Exercise instructions => Each line in the entries below that holds the string "title" is to be listed.

***** Items

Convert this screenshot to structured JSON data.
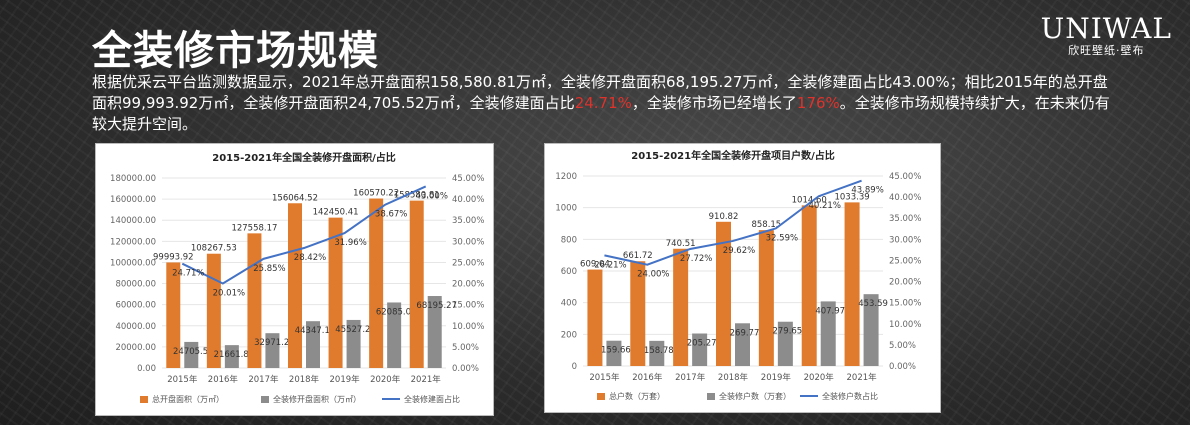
{
  "header": {
    "title": "全装修市场规模",
    "logo_main": "UNIWAL",
    "logo_sub": "欣旺壁纸·壁布"
  },
  "description": {
    "part1": "根据优采云平台监测数据显示，2021年总开盘面积158,580.81万㎡，全装修开盘面积68,195.27万㎡，全装修建面占比43.00%；相比2015年的总开盘面积99,993.92万㎡，全装修开盘面积24,705.52万㎡，全装修建面占比",
    "red1": "24.71%",
    "part2": "，全装修市场已经增长了",
    "red2": "176%",
    "part3": "。全装修市场规模持续扩大，在未来仍有较大提升空间。"
  },
  "colors": {
    "orange": "#e07b2e",
    "gray": "#8c8c8c",
    "blue": "#4472c4"
  },
  "chart_data": [
    {
      "type": "bar",
      "title": "2015-2021年全国全装修开盘面积/占比",
      "categories": [
        "2015年",
        "2016年",
        "2017年",
        "2018年",
        "2019年",
        "2020年",
        "2021年"
      ],
      "series": [
        {
          "name": "总开盘面积（万㎡）",
          "type": "bar",
          "axis": "left",
          "values": [
            99993.92,
            108267.53,
            127558.17,
            156064.52,
            142450.41,
            160570.22,
            158580.81
          ]
        },
        {
          "name": "全装修开盘面积（万㎡）",
          "type": "bar",
          "axis": "left",
          "values": [
            24705.52,
            21661.88,
            32971.23,
            44347.19,
            45527.24,
            62085.07,
            68195.27
          ]
        },
        {
          "name": "全装修建面占比",
          "type": "line",
          "axis": "right",
          "values": [
            24.71,
            20.01,
            25.85,
            28.42,
            31.96,
            38.67,
            43.0
          ],
          "labels": [
            "24.71%",
            "20.01%",
            "25.85%",
            "28.42%",
            "31.96%",
            "38.67%",
            "43.00%"
          ]
        }
      ],
      "y_left": {
        "min": 0,
        "max": 180000,
        "step": 20000,
        "ticks": [
          "0.00",
          "20000.00",
          "40000.00",
          "60000.00",
          "80000.00",
          "100000.00",
          "120000.00",
          "140000.00",
          "160000.00",
          "180000.00"
        ]
      },
      "y_right": {
        "min": 0,
        "max": 45,
        "step": 5,
        "ticks": [
          "0.00%",
          "5.00%",
          "10.00%",
          "15.00%",
          "20.00%",
          "25.00%",
          "30.00%",
          "35.00%",
          "40.00%",
          "45.00%"
        ]
      },
      "legend_position": "bottom"
    },
    {
      "type": "bar",
      "title": "2015-2021年全国全装修开盘项目户数/占比",
      "categories": [
        "2015年",
        "2016年",
        "2017年",
        "2018年",
        "2019年",
        "2020年",
        "2021年"
      ],
      "series": [
        {
          "name": "总户数（万套）",
          "type": "bar",
          "axis": "left",
          "values": [
            609.04,
            661.72,
            740.51,
            910.82,
            858.15,
            1014.6,
            1033.39
          ]
        },
        {
          "name": "全装修户数（万套）",
          "type": "bar",
          "axis": "left",
          "values": [
            159.66,
            158.78,
            205.27,
            269.77,
            279.65,
            407.97,
            453.59
          ]
        },
        {
          "name": "全装修户数占比",
          "type": "line",
          "axis": "right",
          "values": [
            26.21,
            24.0,
            27.72,
            29.62,
            32.59,
            40.21,
            43.89
          ],
          "labels": [
            "26.21%",
            "24.00%",
            "27.72%",
            "29.62%",
            "32.59%",
            "40.21%",
            "43.89%"
          ]
        }
      ],
      "bar_labels": [
        [
          "609.04",
          "661.72",
          "740.51",
          "910.82",
          "858.15",
          "1014.60",
          "1033.39"
        ],
        [
          "159.66",
          "158.78",
          "205.27",
          "269.77",
          "279.65",
          "407.97",
          "453.59"
        ]
      ],
      "y_left": {
        "min": 0,
        "max": 1200,
        "step": 200,
        "ticks": [
          "0",
          "200",
          "400",
          "600",
          "800",
          "1000",
          "1200"
        ]
      },
      "y_right": {
        "min": 0,
        "max": 45,
        "step": 5,
        "ticks": [
          "0.00%",
          "5.00%",
          "10.00%",
          "15.00%",
          "20.00%",
          "25.00%",
          "30.00%",
          "35.00%",
          "40.00%",
          "45.00%"
        ]
      },
      "legend_position": "bottom"
    }
  ]
}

**********

Response for this exercise =>
    "title": "全装修市场规模",
      "title": "2015-2021年全国全装修开盘面积/占比",
      "title": "2015-2021年全国全装修开盘项目户数/占比",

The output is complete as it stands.